• What the task asks
Below is a block of records. Copy every line in it that contains the word "étudiants".

• Recorded data
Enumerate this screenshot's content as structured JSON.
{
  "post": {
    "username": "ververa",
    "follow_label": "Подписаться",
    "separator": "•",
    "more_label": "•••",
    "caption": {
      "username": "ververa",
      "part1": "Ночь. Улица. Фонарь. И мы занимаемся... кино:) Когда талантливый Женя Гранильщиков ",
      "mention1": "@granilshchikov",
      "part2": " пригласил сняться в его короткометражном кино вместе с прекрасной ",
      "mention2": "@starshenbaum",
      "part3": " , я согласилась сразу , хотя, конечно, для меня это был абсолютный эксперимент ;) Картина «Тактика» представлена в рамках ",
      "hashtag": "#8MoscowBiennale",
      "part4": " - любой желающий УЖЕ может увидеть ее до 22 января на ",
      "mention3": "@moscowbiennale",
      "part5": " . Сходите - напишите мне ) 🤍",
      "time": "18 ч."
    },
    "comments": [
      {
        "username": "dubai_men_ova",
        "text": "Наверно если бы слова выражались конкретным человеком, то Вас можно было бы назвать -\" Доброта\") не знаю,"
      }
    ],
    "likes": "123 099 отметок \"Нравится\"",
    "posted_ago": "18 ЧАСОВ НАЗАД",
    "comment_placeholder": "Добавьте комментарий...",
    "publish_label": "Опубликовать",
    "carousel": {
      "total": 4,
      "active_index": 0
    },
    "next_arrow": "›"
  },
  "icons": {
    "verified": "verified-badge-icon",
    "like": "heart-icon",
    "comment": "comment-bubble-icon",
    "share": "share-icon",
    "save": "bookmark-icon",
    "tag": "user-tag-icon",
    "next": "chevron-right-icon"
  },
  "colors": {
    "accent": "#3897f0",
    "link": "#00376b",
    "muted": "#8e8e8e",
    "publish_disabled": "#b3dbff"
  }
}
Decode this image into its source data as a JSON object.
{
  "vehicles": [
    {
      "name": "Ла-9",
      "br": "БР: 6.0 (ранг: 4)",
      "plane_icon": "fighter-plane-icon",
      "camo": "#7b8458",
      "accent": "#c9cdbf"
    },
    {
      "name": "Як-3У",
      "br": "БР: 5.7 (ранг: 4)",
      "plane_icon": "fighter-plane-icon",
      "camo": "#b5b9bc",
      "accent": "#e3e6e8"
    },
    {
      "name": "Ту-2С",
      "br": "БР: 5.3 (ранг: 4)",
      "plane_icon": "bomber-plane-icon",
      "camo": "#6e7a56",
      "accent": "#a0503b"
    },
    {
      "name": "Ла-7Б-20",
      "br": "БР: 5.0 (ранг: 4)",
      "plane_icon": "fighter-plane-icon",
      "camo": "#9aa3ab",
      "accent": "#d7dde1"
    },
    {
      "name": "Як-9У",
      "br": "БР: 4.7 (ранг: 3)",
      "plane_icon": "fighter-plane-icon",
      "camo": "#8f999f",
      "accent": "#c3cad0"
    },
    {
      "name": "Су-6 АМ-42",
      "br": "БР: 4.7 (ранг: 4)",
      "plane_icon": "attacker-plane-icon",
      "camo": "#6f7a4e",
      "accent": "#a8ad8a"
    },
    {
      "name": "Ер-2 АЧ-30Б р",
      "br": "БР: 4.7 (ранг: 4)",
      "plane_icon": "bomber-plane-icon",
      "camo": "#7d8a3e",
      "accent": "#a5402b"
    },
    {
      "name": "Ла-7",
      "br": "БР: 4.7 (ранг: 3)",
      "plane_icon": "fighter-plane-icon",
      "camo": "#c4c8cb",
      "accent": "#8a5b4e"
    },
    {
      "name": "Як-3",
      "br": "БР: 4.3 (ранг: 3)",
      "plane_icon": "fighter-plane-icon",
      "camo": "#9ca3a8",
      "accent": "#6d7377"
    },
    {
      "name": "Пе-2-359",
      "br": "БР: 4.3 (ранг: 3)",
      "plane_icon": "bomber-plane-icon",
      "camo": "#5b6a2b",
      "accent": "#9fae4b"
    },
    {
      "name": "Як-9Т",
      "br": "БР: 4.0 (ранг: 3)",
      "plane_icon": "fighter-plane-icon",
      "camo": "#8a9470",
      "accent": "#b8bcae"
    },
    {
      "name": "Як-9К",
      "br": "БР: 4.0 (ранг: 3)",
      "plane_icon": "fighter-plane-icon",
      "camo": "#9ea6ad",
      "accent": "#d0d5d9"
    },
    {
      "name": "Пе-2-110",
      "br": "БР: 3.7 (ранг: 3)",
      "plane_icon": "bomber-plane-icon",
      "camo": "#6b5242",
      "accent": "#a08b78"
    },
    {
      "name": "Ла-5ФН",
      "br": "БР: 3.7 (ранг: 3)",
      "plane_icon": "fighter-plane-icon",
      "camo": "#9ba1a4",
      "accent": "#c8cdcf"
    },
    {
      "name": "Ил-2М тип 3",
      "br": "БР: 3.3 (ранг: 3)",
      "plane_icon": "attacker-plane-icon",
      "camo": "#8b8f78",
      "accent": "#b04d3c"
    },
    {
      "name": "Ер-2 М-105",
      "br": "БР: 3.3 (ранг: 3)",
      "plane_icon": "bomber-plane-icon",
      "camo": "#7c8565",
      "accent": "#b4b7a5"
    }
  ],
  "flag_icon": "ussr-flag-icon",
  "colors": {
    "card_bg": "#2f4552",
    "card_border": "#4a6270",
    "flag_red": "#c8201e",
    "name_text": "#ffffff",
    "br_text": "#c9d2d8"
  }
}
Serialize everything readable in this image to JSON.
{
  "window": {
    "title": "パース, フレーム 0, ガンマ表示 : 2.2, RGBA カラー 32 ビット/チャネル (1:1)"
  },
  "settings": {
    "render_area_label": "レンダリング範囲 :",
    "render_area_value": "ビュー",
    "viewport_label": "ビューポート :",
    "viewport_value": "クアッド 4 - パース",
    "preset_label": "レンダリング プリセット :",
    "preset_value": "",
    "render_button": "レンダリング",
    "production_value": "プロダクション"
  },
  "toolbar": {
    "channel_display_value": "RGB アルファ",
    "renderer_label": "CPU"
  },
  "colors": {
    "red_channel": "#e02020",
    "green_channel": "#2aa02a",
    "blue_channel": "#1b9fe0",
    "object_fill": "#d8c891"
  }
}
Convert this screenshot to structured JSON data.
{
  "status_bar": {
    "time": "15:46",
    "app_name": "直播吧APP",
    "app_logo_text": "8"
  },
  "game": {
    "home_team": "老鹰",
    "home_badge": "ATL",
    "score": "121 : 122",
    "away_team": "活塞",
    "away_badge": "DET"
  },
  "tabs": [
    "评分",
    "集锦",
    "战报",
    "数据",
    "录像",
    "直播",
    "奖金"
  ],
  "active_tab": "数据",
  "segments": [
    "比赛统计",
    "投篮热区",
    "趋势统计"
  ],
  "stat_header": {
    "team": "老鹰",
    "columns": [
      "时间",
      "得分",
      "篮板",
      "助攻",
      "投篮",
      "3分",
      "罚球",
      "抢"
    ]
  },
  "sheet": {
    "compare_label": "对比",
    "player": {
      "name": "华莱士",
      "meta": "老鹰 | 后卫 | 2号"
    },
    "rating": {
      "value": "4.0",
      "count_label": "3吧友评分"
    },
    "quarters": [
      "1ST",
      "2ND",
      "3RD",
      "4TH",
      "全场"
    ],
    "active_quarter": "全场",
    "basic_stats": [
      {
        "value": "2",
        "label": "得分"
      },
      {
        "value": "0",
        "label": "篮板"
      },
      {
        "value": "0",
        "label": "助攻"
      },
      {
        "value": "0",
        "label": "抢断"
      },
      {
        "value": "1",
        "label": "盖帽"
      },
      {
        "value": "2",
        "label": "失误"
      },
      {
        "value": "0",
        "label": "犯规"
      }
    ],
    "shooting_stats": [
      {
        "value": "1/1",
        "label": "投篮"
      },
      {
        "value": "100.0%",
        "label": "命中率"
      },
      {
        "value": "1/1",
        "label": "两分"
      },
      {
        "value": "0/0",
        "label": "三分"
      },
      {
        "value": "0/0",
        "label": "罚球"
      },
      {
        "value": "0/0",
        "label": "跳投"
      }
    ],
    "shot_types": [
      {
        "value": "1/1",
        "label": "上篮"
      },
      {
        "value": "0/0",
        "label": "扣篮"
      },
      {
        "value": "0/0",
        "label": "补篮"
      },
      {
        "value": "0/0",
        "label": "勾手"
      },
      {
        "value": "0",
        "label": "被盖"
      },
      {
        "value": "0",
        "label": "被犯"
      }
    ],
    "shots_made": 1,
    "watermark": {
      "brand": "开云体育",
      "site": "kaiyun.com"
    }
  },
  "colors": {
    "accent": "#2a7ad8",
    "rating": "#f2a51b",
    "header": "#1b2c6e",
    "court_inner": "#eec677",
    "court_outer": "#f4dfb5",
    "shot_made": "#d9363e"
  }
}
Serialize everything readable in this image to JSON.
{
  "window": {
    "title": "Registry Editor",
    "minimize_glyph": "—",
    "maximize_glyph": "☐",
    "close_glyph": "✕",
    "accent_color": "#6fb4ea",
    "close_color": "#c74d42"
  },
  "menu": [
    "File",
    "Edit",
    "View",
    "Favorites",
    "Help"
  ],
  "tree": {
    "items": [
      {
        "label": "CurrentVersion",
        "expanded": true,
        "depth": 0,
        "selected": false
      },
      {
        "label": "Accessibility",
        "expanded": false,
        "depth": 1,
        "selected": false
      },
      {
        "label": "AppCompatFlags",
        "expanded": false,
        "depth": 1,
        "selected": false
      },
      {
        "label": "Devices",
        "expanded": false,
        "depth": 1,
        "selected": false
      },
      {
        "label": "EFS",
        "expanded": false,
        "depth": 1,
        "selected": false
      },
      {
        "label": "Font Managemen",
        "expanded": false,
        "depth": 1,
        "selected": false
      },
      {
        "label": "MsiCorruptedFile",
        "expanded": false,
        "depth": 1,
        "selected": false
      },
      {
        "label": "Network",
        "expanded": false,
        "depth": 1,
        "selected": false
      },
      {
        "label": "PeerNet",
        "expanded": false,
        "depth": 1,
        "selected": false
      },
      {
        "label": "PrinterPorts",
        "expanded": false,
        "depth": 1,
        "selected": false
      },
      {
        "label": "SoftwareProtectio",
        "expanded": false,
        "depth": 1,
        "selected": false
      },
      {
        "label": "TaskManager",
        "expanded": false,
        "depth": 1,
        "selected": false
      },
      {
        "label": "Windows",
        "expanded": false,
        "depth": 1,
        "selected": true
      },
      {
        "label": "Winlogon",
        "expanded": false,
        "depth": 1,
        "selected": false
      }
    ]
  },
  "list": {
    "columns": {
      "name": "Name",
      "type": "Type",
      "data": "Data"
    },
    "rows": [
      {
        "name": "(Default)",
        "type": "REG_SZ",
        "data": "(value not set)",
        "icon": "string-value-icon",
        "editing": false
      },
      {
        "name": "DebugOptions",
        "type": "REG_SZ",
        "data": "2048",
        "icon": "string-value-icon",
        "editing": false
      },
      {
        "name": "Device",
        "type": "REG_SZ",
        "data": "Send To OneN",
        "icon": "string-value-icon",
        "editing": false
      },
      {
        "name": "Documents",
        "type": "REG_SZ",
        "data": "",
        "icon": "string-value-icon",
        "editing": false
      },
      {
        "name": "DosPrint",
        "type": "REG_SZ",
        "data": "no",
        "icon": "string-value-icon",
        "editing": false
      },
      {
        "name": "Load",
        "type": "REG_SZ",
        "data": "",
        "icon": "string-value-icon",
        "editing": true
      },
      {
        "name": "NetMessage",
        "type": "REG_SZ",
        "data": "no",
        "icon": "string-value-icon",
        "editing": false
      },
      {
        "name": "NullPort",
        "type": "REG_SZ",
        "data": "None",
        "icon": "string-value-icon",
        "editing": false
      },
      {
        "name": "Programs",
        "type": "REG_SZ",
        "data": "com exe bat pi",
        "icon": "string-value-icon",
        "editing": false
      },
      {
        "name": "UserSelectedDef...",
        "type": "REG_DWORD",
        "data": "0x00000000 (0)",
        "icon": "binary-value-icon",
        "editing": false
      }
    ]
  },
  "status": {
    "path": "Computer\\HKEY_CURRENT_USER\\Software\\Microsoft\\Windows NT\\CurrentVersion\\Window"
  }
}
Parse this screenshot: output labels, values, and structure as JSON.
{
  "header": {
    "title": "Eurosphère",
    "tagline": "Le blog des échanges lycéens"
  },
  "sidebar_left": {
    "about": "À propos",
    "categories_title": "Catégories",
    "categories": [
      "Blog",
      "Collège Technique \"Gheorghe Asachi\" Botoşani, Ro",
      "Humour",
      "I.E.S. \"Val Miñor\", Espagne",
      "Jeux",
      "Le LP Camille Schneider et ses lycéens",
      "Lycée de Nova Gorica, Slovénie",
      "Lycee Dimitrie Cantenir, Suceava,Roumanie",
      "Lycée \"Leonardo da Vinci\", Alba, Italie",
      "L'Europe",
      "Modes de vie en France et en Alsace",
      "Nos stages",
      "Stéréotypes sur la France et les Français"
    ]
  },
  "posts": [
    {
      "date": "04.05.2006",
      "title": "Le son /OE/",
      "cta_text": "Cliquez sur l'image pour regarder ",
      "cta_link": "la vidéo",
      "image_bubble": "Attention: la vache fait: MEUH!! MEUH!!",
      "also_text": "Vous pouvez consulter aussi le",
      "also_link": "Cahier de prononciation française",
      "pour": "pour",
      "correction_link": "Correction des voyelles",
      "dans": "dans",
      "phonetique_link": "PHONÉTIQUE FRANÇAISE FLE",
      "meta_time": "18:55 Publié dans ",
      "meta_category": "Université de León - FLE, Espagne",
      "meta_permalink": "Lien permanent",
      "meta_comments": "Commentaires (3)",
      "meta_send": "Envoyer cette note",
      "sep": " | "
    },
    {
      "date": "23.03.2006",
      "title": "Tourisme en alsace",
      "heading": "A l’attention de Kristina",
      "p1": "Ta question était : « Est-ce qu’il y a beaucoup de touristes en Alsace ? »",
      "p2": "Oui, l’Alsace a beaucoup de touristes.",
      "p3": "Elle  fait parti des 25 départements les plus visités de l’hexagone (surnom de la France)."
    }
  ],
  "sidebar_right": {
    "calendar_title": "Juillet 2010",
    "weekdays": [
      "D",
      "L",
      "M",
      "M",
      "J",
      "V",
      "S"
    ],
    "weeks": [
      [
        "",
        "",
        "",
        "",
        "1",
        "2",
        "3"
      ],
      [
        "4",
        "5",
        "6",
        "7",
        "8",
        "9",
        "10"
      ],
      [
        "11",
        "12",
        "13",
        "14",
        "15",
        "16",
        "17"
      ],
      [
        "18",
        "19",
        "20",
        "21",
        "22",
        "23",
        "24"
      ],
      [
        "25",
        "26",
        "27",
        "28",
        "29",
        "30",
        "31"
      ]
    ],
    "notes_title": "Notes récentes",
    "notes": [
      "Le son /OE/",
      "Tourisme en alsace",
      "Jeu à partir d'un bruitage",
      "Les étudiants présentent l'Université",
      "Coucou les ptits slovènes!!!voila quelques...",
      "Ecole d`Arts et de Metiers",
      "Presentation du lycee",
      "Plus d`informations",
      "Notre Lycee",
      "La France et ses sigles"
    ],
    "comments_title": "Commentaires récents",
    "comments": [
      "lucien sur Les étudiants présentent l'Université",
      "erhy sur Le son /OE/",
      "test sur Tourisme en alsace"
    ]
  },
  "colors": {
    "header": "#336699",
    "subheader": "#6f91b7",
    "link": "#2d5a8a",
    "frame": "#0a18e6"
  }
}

• Answer
      "Les étudiants présentent l'Université",
      "lucien sur Les étudiants présentent l'Université",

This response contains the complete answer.